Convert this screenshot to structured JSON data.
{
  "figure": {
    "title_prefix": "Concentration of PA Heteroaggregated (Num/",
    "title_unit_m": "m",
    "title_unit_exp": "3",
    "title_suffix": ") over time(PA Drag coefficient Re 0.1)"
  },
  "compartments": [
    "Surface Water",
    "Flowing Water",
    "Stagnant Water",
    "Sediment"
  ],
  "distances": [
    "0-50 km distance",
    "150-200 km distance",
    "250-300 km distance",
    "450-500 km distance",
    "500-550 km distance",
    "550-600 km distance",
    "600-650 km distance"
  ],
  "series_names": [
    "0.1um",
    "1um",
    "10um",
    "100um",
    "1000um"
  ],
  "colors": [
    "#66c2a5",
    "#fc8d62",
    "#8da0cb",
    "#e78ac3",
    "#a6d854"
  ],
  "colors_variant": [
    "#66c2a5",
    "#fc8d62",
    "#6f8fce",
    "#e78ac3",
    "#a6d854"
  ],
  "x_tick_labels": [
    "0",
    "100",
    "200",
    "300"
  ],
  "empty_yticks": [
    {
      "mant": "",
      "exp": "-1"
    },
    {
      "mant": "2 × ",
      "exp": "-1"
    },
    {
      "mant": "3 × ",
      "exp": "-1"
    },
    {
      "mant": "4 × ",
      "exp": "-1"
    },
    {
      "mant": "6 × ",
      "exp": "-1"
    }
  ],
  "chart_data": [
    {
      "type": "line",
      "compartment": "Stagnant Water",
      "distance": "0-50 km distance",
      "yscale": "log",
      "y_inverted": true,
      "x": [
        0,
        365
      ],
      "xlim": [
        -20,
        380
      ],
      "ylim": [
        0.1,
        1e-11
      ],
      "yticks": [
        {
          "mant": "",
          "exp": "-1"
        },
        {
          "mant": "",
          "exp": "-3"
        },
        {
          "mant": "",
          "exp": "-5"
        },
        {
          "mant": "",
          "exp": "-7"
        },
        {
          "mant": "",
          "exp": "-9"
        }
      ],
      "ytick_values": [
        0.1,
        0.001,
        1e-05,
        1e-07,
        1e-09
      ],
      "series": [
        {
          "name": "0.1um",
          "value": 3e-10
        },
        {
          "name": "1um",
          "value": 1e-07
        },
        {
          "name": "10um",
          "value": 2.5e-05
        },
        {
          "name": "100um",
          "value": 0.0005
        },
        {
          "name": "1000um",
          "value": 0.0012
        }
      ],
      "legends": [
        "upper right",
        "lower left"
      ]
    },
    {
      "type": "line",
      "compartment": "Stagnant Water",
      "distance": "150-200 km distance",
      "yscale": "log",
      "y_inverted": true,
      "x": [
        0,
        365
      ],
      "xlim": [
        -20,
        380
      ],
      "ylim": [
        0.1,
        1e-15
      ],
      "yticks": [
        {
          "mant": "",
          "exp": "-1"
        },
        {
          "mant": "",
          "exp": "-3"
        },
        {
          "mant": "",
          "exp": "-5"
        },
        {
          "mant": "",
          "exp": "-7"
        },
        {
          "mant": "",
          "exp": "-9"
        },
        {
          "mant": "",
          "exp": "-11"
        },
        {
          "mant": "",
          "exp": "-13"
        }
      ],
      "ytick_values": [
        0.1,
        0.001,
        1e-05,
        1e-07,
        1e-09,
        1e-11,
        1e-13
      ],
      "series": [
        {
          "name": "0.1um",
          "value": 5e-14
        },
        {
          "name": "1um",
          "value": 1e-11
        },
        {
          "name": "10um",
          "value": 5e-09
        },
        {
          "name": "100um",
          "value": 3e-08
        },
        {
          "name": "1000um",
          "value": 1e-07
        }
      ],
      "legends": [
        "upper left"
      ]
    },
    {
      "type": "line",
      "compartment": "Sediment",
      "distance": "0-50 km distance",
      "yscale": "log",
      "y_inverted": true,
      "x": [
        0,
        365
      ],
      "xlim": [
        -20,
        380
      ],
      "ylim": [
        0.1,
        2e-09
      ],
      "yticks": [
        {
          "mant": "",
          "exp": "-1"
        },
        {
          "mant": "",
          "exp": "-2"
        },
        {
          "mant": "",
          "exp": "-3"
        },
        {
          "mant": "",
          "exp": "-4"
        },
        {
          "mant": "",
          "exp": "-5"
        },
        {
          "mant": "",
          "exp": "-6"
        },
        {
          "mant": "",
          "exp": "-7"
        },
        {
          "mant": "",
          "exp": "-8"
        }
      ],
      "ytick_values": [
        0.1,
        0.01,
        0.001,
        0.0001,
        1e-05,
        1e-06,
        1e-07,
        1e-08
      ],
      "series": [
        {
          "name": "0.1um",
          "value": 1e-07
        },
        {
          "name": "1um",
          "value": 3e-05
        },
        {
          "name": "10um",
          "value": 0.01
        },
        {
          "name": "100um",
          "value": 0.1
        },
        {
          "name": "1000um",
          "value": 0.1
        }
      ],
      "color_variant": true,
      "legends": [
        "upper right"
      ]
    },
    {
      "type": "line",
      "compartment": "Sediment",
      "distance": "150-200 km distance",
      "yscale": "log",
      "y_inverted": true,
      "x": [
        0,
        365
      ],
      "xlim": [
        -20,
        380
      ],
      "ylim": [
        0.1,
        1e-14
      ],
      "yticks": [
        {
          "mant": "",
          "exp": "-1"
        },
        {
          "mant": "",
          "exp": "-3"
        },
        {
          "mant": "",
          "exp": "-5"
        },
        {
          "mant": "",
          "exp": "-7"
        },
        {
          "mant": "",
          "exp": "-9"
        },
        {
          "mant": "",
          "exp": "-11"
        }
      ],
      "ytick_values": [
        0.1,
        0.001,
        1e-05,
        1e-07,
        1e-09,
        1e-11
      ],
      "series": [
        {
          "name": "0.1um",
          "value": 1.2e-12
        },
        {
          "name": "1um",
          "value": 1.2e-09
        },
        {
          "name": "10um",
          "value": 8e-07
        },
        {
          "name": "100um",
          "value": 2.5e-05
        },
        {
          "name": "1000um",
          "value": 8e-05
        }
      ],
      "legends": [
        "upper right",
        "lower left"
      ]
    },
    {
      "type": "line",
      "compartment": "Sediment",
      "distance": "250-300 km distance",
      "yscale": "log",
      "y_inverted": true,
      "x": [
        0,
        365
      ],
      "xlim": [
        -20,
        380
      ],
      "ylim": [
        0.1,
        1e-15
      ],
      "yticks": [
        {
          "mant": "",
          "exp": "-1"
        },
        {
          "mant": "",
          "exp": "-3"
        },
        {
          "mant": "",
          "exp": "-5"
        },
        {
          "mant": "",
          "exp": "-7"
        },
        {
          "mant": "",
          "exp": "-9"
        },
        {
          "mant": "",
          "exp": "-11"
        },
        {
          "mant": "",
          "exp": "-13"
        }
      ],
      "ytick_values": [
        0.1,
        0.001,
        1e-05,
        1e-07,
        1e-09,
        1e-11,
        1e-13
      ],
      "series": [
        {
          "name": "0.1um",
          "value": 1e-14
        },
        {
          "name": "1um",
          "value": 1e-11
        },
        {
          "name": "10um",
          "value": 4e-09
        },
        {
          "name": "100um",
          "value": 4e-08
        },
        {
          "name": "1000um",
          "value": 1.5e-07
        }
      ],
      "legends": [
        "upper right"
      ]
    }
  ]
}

______

_Instruction_. Your task is to transcribe the material exactly.

_Final answer_.
Convert this screenshot to structured JSON data.
{
  "figure": {
    "title_prefix": "Concentration of PA Heteroaggregated (Num/",
    "title_unit_m": "m",
    "title_unit_exp": "3",
    "title_suffix": ") over time(PA Drag coefficient Re 0.1)"
  },
  "compartments": [
    "Surface Water",
    "Flowing Water",
    "Stagnant Water",
    "Sediment"
  ],
  "distances": [
    "0-50 km distance",
    "150-200 km distance",
    "250-300 km distance",
    "450-500 km distance",
    "500-550 km distance",
    "550-600 km distance",
    "600-650 km distance"
  ],
  "series_names": [
    "0.1um",
    "1um",
    "10um",
    "100um",
    "1000um"
  ],
  "colors": [
    "#66c2a5",
    "#fc8d62",
    "#8da0cb",
    "#e78ac3",
    "#a6d854"
  ],
  "colors_variant": [
    "#66c2a5",
    "#fc8d62",
    "#6f8fce",
    "#e78ac3",
    "#a6d854"
  ],
  "x_tick_labels": [
    "0",
    "100",
    "200",
    "300"
  ],
  "empty_yticks": [
    {
      "mant": "",
      "exp": "-1"
    },
    {
      "mant": "2 × ",
      "exp": "-1"
    },
    {
      "mant": "3 × ",
      "exp": "-1"
    },
    {
      "mant": "4 × ",
      "exp": "-1"
    },
    {
      "mant": "6 × ",
      "exp": "-1"
    }
  ],
  "chart_data": [
    {
      "type": "line",
      "compartment": "Stagnant Water",
      "distance": "0-50 km distance",
      "yscale": "log",
      "y_inverted": true,
      "x": [
        0,
        365
      ],
      "xlim": [
        -20,
        380
      ],
      "ylim": [
        0.1,
        1e-11
      ],
      "yticks": [
        {
          "mant": "",
          "exp": "-1"
        },
        {
          "mant": "",
          "exp": "-3"
        },
        {
          "mant": "",
          "exp": "-5"
        },
        {
          "mant": "",
          "exp": "-7"
        },
        {
          "mant": "",
          "exp": "-9"
        }
      ],
      "ytick_values": [
        0.1,
        0.001,
        1e-05,
        1e-07,
        1e-09
      ],
      "series": [
        {
          "name": "0.1um",
          "value": 3e-10
        },
        {
          "name": "1um",
          "value": 1e-07
        },
        {
          "name": "10um",
          "value": 2.5e-05
        },
        {
          "name": "100um",
          "value": 0.0005
        },
        {
          "name": "1000um",
          "value": 0.0012
        }
      ],
      "legends": [
        "upper right",
        "lower left"
      ]
    },
    {
      "type": "line",
      "compartment": "Stagnant Water",
      "distance": "150-200 km distance",
      "yscale": "log",
      "y_inverted": true,
      "x": [
        0,
        365
      ],
      "xlim": [
        -20,
        380
      ],
      "ylim": [
        0.1,
        1e-15
      ],
      "yticks": [
        {
          "mant": "",
          "exp": "-1"
        },
        {
          "mant": "",
          "exp": "-3"
        },
        {
          "mant": "",
          "exp": "-5"
        },
        {
          "mant": "",
          "exp": "-7"
        },
        {
          "mant": "",
          "exp": "-9"
        },
        {
          "mant": "",
          "exp": "-11"
        },
        {
          "mant": "",
          "exp": "-13"
        }
      ],
      "ytick_values": [
        0.1,
        0.001,
        1e-05,
        1e-07,
        1e-09,
        1e-11,
        1e-13
      ],
      "series": [
        {
          "name": "0.1um",
          "value": 5e-14
        },
        {
          "name": "1um",
          "value": 1e-11
        },
        {
          "name": "10um",
          "value": 5e-09
        },
        {
          "name": "100um",
          "value": 3e-08
        },
        {
          "name": "1000um",
          "value": 1e-07
        }
      ],
      "legends": [
        "upper left"
      ]
    },
    {
      "type": "line",
      "compartment": "Sediment",
      "distance": "0-50 km distance",
      "yscale": "log",
      "y_inverted": true,
      "x": [
        0,
        365
      ],
      "xlim": [
        -20,
        380
      ],
      "ylim": [
        0.1,
        2e-09
      ],
      "yticks": [
        {
          "mant": "",
          "exp": "-1"
        },
        {
          "mant": "",
          "exp": "-2"
        },
        {
          "mant": "",
          "exp": "-3"
        },
        {
          "mant": "",
          "exp": "-4"
        },
        {
          "mant": "",
          "exp": "-5"
        },
        {
          "mant": "",
          "exp": "-6"
        },
        {
          "mant": "",
          "exp": "-7"
        },
        {
          "mant": "",
          "exp": "-8"
        }
      ],
      "ytick_values": [
        0.1,
        0.01,
        0.001,
        0.0001,
        1e-05,
        1e-06,
        1e-07,
        1e-08
      ],
      "series": [
        {
          "name": "0.1um",
          "value": 1e-07
        },
        {
          "name": "1um",
          "value": 3e-05
        },
        {
          "name": "10um",
          "value": 0.01
        },
        {
          "name": "100um",
          "value": 0.1
        },
        {
          "name": "1000um",
          "value": 0.1
        }
      ],
      "color_variant": true,
      "legends": [
        "upper right"
      ]
    },
    {
      "type": "line",
      "compartment": "Sediment",
      "distance": "150-200 km distance",
      "yscale": "log",
      "y_inverted": true,
      "x": [
        0,
        365
      ],
      "xlim": [
        -20,
        380
      ],
      "ylim": [
        0.1,
        1e-14
      ],
      "yticks": [
        {
          "mant": "",
          "exp": "-1"
        },
        {
          "mant": "",
          "exp": "-3"
        },
        {
          "mant": "",
          "exp": "-5"
        },
        {
          "mant": "",
          "exp": "-7"
        },
        {
          "mant": "",
          "exp": "-9"
        },
        {
          "mant": "",
          "exp": "-11"
        }
      ],
      "ytick_values": [
        0.1,
        0.001,
        1e-05,
        1e-07,
        1e-09,
        1e-11
      ],
      "series": [
        {
          "name": "0.1um",
          "value": 1.2e-12
        },
        {
          "name": "1um",
          "value": 1.2e-09
        },
        {
          "name": "10um",
          "value": 8e-07
        },
        {
          "name": "100um",
          "value": 2.5e-05
        },
        {
          "name": "1000um",
          "value": 8e-05
        }
      ],
      "legends": [
        "upper right",
        "lower left"
      ]
    },
    {
      "type": "line",
      "compartment": "Sediment",
      "distance": "250-300 km distance",
      "yscale": "log",
      "y_inverted": true,
      "x": [
        0,
        365
      ],
      "xlim": [
        -20,
        380
      ],
      "ylim": [
        0.1,
        1e-15
      ],
      "yticks": [
        {
          "mant": "",
          "exp": "-1"
        },
        {
          "mant": "",
          "exp": "-3"
        },
        {
          "mant": "",
          "exp": "-5"
        },
        {
          "mant": "",
          "exp": "-7"
        },
        {
          "mant": "",
          "exp": "-9"
        },
        {
          "mant": "",
          "exp": "-11"
        },
        {
          "mant": "",
          "exp": "-13"
        }
      ],
      "ytick_values": [
        0.1,
        0.001,
        1e-05,
        1e-07,
        1e-09,
        1e-11,
        1e-13
      ],
      "series": [
        {
          "name": "0.1um",
          "value": 1e-14
        },
        {
          "name": "1um",
          "value": 1e-11
        },
        {
          "name": "10um",
          "value": 4e-09
        },
        {
          "name": "100um",
          "value": 4e-08
        },
        {
          "name": "1000um",
          "value": 1.5e-07
        }
      ],
      "legends": [
        "upper right"
      ]
    }
  ]
}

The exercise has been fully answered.